'''

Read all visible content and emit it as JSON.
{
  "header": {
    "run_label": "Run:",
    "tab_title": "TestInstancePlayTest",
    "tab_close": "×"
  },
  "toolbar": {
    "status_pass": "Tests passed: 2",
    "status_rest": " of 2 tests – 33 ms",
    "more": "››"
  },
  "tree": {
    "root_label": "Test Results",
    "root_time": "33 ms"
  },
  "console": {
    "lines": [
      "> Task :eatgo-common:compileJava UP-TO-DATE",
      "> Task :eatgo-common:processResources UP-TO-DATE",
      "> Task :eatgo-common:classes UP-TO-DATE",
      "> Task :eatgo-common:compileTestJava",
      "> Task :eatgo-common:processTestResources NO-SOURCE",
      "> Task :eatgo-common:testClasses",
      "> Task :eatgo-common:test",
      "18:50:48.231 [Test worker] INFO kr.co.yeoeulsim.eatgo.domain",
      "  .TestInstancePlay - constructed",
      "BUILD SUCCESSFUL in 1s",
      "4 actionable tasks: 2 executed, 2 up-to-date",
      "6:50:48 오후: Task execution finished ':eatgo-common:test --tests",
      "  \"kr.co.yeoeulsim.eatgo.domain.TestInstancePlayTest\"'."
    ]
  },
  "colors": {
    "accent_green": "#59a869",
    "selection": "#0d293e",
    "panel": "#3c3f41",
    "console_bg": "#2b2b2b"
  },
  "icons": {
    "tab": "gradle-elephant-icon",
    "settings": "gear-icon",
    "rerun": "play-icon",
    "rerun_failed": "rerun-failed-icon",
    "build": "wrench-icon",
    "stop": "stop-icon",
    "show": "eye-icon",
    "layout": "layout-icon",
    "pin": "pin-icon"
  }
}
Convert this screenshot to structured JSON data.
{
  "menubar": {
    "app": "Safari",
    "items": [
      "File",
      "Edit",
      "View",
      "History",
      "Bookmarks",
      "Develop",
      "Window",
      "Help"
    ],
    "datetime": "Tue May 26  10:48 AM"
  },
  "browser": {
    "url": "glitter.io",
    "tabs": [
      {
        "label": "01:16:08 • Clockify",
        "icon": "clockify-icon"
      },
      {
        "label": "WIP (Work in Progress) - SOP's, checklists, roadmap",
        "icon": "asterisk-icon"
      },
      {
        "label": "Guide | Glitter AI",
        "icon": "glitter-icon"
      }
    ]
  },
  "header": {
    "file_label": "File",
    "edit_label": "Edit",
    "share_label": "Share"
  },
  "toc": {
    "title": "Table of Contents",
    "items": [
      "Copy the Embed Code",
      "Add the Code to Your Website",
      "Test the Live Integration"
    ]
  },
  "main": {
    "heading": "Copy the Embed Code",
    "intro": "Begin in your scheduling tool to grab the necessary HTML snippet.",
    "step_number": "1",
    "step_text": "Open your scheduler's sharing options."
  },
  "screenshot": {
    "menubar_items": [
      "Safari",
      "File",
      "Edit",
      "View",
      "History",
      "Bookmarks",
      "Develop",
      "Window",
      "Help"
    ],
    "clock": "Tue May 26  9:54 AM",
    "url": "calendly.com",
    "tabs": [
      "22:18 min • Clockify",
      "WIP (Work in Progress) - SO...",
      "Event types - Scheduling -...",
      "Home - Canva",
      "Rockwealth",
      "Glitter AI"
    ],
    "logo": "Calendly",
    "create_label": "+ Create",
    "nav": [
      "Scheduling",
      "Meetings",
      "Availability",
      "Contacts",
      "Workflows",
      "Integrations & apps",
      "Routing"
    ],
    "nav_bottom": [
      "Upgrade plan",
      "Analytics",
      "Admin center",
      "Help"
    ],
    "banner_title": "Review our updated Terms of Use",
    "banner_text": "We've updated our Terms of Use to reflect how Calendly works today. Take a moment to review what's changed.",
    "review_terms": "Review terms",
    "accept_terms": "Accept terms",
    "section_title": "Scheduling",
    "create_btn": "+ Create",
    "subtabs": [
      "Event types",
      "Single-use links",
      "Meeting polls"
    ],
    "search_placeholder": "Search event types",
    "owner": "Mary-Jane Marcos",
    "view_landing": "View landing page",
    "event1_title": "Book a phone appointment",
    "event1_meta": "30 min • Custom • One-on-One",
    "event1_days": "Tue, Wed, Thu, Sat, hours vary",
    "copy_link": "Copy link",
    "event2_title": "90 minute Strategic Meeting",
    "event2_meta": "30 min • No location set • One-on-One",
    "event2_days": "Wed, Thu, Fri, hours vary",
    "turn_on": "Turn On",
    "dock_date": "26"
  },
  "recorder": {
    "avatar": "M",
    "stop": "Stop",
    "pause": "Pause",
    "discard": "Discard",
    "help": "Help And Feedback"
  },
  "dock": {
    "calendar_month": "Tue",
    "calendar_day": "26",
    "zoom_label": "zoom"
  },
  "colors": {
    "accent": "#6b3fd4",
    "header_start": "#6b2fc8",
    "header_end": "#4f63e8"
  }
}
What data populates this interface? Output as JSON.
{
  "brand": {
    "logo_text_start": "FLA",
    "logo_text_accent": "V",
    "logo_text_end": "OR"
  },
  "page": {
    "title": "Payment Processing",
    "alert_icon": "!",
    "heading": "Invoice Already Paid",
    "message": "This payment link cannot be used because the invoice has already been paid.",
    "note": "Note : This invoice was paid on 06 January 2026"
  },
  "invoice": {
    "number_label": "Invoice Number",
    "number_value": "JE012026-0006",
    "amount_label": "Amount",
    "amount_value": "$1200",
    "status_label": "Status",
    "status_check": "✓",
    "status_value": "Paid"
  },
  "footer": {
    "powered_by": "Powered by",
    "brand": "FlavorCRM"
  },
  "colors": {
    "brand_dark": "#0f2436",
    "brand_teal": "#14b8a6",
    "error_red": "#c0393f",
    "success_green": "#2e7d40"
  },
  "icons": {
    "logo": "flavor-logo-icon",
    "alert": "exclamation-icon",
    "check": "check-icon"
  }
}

'''

▶ What you are asked to do: State how many lines hold the word "Copy". The number is the whole answer.

▶ Completed task: 3